[EXERCISE GOAL]: Can you print the data exactly and leave out each image?

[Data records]
####
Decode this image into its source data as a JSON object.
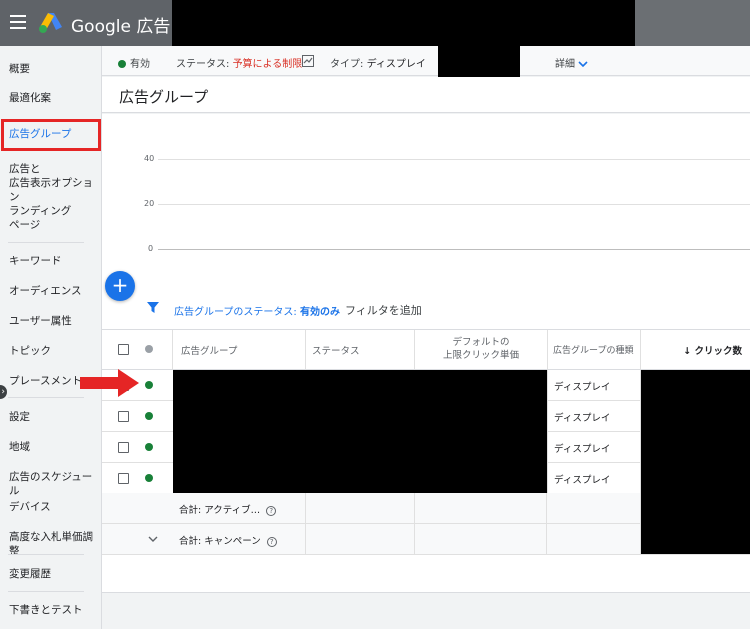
{
  "header": {
    "brand": "Google 広告"
  },
  "sidebar": {
    "items": [
      {
        "label": "概要"
      },
      {
        "label": "最適化案"
      },
      {
        "label": "広告グループ"
      },
      {
        "label": "広告と\n広告表示オプション"
      },
      {
        "label": "ランディング\nページ"
      },
      {
        "label": "キーワード"
      },
      {
        "label": "オーディエンス"
      },
      {
        "label": "ユーザー属性"
      },
      {
        "label": "トピック"
      },
      {
        "label": "プレースメント"
      },
      {
        "label": "設定"
      },
      {
        "label": "地域"
      },
      {
        "label": "広告のスケジュール"
      },
      {
        "label": "デバイス"
      },
      {
        "label": "高度な入札単価調整"
      },
      {
        "label": "変更履歴"
      },
      {
        "label": "下書きとテスト"
      }
    ]
  },
  "statusbar": {
    "enabled": "有効",
    "status_label": "ステータス:",
    "status_value": "予算による制限",
    "type_label": "タイプ:",
    "type_value": "ディスプレイ",
    "detail": "詳細"
  },
  "page": {
    "title": "広告グループ"
  },
  "chart": {
    "ticks": [
      "40",
      "20",
      "0"
    ]
  },
  "filter": {
    "prefix": "広告グループのステータス:",
    "value": "有効のみ",
    "add": "フィルタを追加"
  },
  "table": {
    "headers": {
      "group": "広告グループ",
      "status": "ステータス",
      "cpc": "デフォルトの\n上限クリック単価",
      "type": "広告グループの種類",
      "clicks": "クリック数"
    },
    "rows": [
      {
        "type": "ディスプレイ"
      },
      {
        "type": "ディスプレイ"
      },
      {
        "type": "ディスプレイ"
      },
      {
        "type": "ディスプレイ"
      }
    ],
    "totals": {
      "active": "合計: アクティブ…",
      "campaign": "合計: キャンペーン"
    }
  },
  "colors": {
    "accent": "#1a73e8",
    "enabled": "#188038",
    "warning": "#d93025",
    "highlight": "#e52525"
  }
}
####
[REPLY TO THE EXERCISE]:
Decode this image into its source data as a JSON object.
{
  "header": {
    "brand": "Google 広告"
  },
  "sidebar": {
    "items": [
      {
        "label": "概要"
      },
      {
        "label": "最適化案"
      },
      {
        "label": "広告グループ"
      },
      {
        "label": "広告と\n広告表示オプション"
      },
      {
        "label": "ランディング\nページ"
      },
      {
        "label": "キーワード"
      },
      {
        "label": "オーディエンス"
      },
      {
        "label": "ユーザー属性"
      },
      {
        "label": "トピック"
      },
      {
        "label": "プレースメント"
      },
      {
        "label": "設定"
      },
      {
        "label": "地域"
      },
      {
        "label": "広告のスケジュール"
      },
      {
        "label": "デバイス"
      },
      {
        "label": "高度な入札単価調整"
      },
      {
        "label": "変更履歴"
      },
      {
        "label": "下書きとテスト"
      }
    ]
  },
  "statusbar": {
    "enabled": "有効",
    "status_label": "ステータス:",
    "status_value": "予算による制限",
    "type_label": "タイプ:",
    "type_value": "ディスプレイ",
    "detail": "詳細"
  },
  "page": {
    "title": "広告グループ"
  },
  "chart": {
    "ticks": [
      "40",
      "20",
      "0"
    ]
  },
  "filter": {
    "prefix": "広告グループのステータス:",
    "value": "有効のみ",
    "add": "フィルタを追加"
  },
  "table": {
    "headers": {
      "group": "広告グループ",
      "status": "ステータス",
      "cpc": "デフォルトの\n上限クリック単価",
      "type": "広告グループの種類",
      "clicks": "クリック数"
    },
    "rows": [
      {
        "type": "ディスプレイ"
      },
      {
        "type": "ディスプレイ"
      },
      {
        "type": "ディスプレイ"
      },
      {
        "type": "ディスプレイ"
      }
    ],
    "totals": {
      "active": "合計: アクティブ…",
      "campaign": "合計: キャンペーン"
    }
  },
  "colors": {
    "accent": "#1a73e8",
    "enabled": "#188038",
    "warning": "#d93025",
    "highlight": "#e52525"
  }
}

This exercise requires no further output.